— START OF SUPPLIED MATERIAL —

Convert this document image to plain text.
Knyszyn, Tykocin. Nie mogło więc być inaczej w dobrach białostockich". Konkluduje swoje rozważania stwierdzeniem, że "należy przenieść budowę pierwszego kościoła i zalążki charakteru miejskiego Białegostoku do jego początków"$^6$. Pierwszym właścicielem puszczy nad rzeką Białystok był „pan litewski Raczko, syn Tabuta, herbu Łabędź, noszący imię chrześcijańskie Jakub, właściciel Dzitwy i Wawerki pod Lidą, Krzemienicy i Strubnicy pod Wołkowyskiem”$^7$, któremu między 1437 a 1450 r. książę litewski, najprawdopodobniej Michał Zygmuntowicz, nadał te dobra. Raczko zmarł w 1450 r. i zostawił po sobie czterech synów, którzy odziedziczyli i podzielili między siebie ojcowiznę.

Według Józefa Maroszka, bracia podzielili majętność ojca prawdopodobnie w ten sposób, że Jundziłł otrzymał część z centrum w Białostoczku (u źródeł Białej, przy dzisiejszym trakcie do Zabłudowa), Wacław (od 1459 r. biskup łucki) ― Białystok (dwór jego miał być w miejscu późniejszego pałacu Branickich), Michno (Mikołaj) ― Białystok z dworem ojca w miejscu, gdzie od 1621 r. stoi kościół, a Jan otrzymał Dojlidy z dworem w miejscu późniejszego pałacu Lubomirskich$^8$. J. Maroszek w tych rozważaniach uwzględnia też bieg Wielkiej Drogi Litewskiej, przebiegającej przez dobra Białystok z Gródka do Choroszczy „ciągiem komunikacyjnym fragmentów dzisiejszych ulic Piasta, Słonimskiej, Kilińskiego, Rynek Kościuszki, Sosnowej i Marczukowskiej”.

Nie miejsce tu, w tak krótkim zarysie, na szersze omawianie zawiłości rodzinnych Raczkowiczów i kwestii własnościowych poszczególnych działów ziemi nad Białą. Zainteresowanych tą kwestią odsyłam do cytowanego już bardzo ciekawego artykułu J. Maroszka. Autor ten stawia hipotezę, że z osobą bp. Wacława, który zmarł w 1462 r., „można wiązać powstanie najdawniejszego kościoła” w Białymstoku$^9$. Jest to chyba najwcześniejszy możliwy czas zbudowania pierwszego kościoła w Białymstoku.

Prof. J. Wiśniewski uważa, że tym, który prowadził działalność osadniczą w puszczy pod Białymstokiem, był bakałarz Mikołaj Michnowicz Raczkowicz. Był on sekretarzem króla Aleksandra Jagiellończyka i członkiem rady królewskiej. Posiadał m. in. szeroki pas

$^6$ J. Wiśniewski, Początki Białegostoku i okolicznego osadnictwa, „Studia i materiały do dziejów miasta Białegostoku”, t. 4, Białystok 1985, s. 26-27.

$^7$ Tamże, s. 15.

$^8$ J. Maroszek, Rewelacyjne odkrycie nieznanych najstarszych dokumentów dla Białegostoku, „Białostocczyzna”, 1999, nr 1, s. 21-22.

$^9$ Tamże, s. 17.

— END OF SUPPLIED MATERIAL —
— START OF SUPPLIED MATERIAL —

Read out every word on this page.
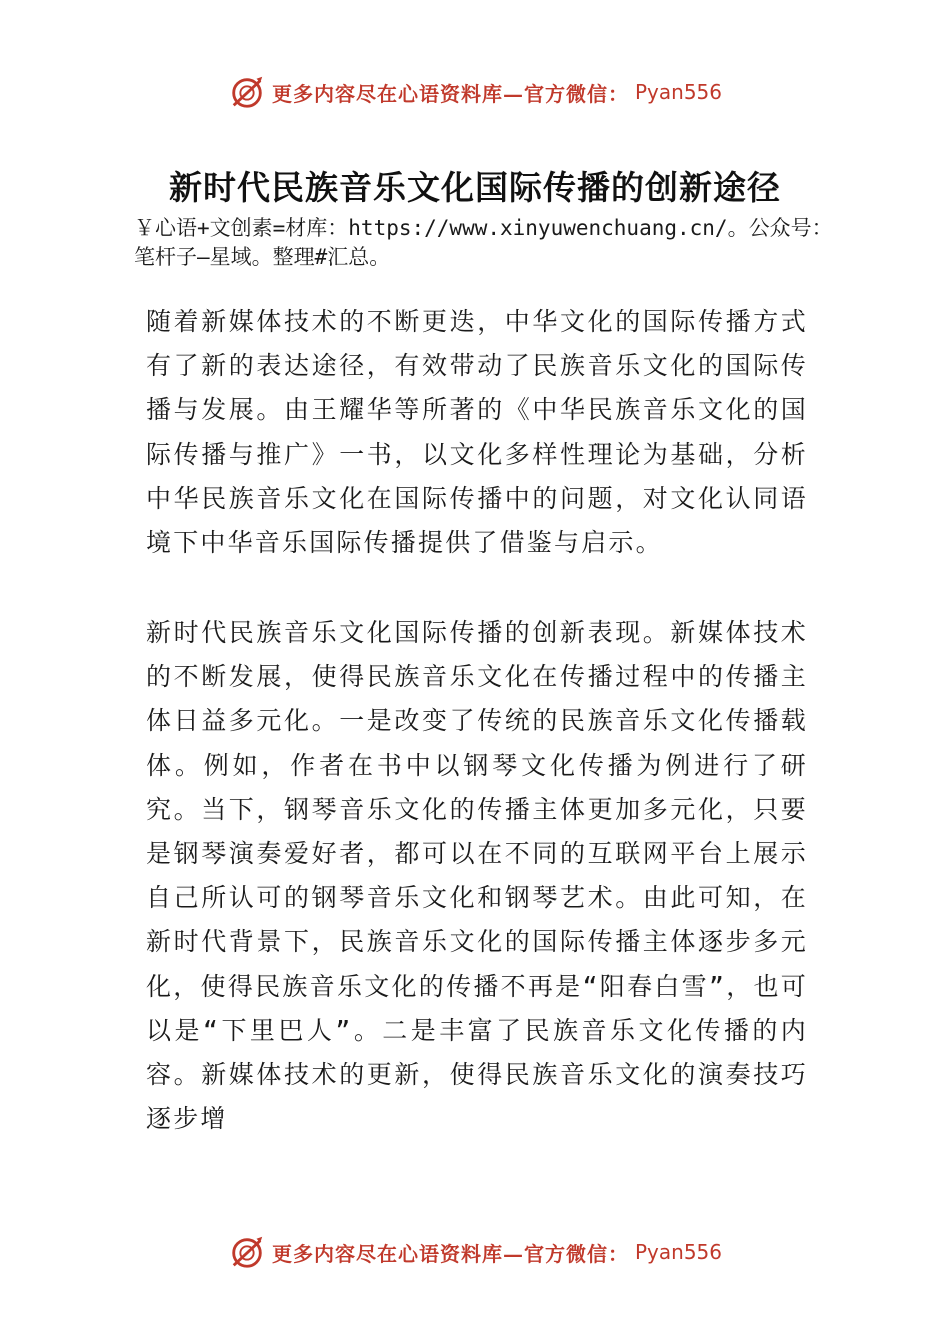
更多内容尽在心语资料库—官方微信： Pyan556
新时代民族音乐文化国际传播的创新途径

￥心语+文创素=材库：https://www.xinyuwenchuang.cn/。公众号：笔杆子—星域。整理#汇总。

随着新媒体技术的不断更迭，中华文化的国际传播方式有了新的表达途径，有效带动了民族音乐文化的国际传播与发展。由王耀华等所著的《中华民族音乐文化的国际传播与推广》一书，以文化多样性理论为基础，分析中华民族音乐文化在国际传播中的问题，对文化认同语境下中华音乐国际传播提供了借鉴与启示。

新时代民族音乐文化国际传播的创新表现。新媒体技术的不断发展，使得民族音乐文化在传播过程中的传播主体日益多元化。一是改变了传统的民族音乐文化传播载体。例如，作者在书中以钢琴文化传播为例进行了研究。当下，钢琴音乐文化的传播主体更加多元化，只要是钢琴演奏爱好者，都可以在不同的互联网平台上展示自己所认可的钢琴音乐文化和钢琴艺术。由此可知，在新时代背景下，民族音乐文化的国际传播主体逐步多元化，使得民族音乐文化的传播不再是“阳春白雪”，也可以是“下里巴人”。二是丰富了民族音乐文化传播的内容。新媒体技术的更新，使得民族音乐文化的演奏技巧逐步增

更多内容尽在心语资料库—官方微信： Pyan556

— END OF SUPPLIED MATERIAL —

Return the lines of the records that include the string "Wiśniewski".

Prof. J. Wiśniewski uważa, że tym, który prowadził działalność osadniczą w puszczy pod Białymstokiem, był bakałarz Mikołaj Michnowicz Raczkowicz. Był on sekretarzem króla Aleksandra Jagiellończyka i członkiem rady królewskiej. Posiadał m. in. szeroki pas
$^6$ J. Wiśniewski, Początki Białegostoku i okolicznego osadnictwa, „Studia i materiały do dziejów miasta Białegostoku”, t. 4, Białystok 1985, s. 26-27.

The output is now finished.